Task prompt =>
Answer with one number: how many lines have "Change".

━━━ Working data

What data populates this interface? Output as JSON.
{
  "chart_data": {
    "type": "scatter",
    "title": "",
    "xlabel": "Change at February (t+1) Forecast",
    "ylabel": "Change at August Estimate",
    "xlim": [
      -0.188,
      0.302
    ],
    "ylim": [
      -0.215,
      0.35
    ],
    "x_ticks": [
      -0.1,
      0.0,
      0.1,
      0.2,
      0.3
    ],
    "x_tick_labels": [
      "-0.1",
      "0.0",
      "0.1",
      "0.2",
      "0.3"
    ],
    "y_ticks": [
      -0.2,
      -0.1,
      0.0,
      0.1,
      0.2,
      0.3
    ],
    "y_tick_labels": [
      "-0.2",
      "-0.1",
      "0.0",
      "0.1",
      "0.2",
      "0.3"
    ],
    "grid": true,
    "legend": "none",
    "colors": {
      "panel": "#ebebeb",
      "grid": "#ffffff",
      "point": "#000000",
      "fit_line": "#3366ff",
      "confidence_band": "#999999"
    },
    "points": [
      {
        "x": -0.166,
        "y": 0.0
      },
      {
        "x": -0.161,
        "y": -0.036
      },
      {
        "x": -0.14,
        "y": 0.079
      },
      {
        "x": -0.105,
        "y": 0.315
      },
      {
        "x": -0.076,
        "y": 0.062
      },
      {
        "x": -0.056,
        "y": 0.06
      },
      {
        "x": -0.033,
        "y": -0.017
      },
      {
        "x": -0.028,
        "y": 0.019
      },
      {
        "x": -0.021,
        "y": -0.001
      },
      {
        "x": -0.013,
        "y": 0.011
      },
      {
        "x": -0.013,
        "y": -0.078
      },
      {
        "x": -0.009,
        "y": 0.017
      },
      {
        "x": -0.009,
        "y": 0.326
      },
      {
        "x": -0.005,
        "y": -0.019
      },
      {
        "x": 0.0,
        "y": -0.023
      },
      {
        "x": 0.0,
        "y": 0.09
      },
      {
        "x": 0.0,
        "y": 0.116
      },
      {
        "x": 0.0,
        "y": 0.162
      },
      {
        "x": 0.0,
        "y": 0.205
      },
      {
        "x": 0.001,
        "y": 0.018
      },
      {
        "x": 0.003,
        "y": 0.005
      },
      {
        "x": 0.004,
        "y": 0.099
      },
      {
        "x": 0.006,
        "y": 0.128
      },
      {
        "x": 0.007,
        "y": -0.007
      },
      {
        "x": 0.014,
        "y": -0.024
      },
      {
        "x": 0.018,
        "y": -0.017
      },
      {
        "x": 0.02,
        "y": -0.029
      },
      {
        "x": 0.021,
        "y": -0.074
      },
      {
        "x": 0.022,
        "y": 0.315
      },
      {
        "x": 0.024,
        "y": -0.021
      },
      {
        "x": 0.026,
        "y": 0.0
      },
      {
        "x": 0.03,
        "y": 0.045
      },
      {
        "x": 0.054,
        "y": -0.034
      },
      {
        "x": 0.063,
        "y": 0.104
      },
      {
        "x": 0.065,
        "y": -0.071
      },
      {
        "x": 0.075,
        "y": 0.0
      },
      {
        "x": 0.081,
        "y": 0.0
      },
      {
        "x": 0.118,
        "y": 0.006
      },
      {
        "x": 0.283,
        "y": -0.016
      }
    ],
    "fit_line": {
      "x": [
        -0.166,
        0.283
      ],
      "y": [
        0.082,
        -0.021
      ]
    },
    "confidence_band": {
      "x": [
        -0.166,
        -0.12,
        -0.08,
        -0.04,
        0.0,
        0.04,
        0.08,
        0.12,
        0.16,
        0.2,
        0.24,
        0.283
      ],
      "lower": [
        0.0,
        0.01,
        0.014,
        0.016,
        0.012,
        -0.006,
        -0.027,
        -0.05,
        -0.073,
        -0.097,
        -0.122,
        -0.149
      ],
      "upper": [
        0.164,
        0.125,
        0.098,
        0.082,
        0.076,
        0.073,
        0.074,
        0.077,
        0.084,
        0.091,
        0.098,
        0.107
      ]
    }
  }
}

━━━━━━

Result of the exercise =>
2